- [Short task] Each line in the entries below that holds the string "BUDIDAYA" is to be listed.

- [Information shown]
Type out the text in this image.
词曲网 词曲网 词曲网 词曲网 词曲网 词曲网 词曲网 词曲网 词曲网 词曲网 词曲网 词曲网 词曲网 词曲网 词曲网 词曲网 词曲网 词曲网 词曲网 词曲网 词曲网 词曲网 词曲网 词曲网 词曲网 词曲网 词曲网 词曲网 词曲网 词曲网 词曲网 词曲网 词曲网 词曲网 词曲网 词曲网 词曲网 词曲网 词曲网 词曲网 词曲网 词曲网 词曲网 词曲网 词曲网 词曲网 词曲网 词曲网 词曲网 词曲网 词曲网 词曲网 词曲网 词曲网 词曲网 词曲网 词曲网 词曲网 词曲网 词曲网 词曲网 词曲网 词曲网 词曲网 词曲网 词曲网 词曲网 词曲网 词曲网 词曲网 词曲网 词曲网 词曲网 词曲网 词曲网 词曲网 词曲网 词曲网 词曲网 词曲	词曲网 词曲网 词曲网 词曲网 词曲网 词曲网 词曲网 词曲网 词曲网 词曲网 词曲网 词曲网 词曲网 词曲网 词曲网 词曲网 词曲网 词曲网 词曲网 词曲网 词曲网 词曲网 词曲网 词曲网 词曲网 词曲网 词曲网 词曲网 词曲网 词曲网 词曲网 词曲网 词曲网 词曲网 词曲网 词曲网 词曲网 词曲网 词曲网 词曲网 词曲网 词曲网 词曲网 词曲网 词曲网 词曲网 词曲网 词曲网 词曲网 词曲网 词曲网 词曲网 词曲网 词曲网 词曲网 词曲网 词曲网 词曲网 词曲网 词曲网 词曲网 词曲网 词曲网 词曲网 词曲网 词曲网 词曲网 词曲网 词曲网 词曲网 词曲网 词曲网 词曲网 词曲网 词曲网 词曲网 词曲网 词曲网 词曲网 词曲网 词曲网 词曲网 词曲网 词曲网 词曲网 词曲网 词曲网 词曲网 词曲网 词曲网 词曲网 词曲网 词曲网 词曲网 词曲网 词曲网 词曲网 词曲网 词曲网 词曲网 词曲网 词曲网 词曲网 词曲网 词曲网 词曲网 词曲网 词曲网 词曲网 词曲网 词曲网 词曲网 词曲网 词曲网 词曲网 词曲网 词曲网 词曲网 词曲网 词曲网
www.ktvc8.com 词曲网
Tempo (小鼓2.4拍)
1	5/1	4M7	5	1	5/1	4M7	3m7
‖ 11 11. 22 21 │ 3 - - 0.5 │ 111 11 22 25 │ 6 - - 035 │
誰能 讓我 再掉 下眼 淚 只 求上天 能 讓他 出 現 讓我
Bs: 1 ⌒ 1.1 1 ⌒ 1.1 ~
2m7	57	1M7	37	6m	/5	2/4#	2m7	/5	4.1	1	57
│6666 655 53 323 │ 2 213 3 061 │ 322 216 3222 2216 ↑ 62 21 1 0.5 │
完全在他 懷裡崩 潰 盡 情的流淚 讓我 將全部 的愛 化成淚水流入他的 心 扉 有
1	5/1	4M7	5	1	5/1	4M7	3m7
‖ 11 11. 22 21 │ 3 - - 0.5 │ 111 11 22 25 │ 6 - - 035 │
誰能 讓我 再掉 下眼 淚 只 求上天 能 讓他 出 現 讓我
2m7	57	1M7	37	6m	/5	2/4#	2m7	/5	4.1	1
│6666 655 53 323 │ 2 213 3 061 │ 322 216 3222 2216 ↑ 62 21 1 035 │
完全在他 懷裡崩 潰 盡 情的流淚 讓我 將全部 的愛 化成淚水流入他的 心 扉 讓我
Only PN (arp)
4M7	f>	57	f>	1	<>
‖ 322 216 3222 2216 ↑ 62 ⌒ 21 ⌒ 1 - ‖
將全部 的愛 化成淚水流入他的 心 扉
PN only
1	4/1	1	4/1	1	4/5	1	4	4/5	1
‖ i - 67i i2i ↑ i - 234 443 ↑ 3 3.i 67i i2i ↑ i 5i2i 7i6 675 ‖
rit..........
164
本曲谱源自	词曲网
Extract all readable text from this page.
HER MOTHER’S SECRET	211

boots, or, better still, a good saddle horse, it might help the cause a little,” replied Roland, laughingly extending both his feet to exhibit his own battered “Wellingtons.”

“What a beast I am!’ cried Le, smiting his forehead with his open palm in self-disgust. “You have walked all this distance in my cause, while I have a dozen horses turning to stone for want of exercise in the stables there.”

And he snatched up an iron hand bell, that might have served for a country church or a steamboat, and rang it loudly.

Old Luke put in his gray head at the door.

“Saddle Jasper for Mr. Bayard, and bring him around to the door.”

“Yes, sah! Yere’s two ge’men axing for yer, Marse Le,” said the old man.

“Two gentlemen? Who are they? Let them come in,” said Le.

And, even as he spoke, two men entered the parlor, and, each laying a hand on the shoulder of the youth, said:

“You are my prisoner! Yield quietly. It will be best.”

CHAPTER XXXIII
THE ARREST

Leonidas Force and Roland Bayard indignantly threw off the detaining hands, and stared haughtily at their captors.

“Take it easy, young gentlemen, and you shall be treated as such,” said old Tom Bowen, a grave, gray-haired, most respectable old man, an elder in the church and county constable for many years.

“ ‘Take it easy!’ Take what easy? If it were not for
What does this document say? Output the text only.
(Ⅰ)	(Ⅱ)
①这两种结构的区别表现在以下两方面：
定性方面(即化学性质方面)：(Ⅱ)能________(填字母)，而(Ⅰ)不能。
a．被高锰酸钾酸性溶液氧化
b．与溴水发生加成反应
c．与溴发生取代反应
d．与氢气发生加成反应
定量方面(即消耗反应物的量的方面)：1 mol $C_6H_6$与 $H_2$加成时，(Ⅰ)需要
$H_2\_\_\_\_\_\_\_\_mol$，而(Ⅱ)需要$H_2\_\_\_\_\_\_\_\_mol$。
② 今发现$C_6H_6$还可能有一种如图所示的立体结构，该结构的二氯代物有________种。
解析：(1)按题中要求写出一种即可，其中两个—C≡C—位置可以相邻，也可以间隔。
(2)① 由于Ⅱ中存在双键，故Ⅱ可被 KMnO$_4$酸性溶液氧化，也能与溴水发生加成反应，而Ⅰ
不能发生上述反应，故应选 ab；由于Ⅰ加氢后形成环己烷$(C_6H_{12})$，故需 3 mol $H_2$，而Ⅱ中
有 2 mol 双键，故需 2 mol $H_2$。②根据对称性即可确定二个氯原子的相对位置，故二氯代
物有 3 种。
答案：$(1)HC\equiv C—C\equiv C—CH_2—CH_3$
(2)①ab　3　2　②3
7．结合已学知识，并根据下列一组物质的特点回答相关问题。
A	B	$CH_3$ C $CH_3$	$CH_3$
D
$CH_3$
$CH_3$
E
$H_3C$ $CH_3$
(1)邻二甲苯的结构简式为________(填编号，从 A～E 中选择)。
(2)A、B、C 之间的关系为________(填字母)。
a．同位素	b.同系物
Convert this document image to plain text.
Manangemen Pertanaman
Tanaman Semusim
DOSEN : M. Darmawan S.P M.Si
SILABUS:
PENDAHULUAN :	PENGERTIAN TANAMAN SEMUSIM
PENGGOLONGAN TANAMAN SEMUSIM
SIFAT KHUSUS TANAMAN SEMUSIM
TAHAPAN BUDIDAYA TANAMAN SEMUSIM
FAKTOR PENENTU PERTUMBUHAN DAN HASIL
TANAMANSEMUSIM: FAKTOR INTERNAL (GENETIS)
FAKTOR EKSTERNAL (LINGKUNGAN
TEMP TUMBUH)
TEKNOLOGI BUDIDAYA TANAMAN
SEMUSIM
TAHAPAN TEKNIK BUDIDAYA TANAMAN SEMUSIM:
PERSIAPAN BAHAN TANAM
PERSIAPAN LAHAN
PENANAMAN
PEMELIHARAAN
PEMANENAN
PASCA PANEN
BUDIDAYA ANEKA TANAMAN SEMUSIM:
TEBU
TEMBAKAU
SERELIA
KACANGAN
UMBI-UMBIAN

- [Response below]
TAHAPAN BUDIDAYA TANAMAN SEMUSIM
TEKNOLOGI BUDIDAYA TANAMAN
TAHAPAN TEKNIK BUDIDAYA TANAMAN SEMUSIM:
BUDIDAYA ANEKA TANAMAN SEMUSIM:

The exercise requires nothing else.